* Begin Available data *

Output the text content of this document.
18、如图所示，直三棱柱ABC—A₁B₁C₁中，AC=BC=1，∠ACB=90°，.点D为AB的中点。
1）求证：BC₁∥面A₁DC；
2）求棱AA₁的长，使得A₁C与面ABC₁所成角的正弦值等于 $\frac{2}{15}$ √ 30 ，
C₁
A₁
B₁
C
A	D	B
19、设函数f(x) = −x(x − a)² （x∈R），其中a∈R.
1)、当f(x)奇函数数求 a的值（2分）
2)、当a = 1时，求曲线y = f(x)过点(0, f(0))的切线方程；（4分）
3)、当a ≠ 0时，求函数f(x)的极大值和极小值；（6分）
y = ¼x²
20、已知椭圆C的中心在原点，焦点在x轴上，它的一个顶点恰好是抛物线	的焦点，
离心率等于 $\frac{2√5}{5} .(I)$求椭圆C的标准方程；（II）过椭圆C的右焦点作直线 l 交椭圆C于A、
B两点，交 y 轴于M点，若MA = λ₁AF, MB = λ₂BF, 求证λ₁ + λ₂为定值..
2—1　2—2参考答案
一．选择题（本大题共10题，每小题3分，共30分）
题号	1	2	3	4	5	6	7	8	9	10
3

* End Available data *

Copy the data above in full, character for character.

Output the text content of this document.
18、如图所示，直三棱柱ABC—A₁B₁C₁中，AC=BC=1，∠ACB=90°，.点D为AB的中点。
1）求证：BC₁∥面A₁DC；
2）求棱AA₁的长，使得A₁C与面ABC₁所成角的正弦值等于 $\frac{2}{15}$ √ 30 ，
C₁
A₁
B₁
C
A	D	B
19、设函数f(x) = −x(x − a)² （x∈R），其中a∈R.
1)、当f(x)奇函数数求 a的值（2分）
2)、当a = 1时，求曲线y = f(x)过点(0, f(0))的切线方程；（4分）
3)、当a ≠ 0时，求函数f(x)的极大值和极小值；（6分）
y = ¼x²
20、已知椭圆C的中心在原点，焦点在x轴上，它的一个顶点恰好是抛物线	的焦点，
离心率等于 $\frac{2√5}{5} .(I)$求椭圆C的标准方程；（II）过椭圆C的右焦点作直线 l 交椭圆C于A、
B两点，交 y 轴于M点，若MA = λ₁AF, MB = λ₂BF, 求证λ₁ + λ₂为定值..
2—1　2—2参考答案
一．选择题（本大题共10题，每小题3分，共30分）
题号	1	2	3	4	5	6	7	8	9	10
3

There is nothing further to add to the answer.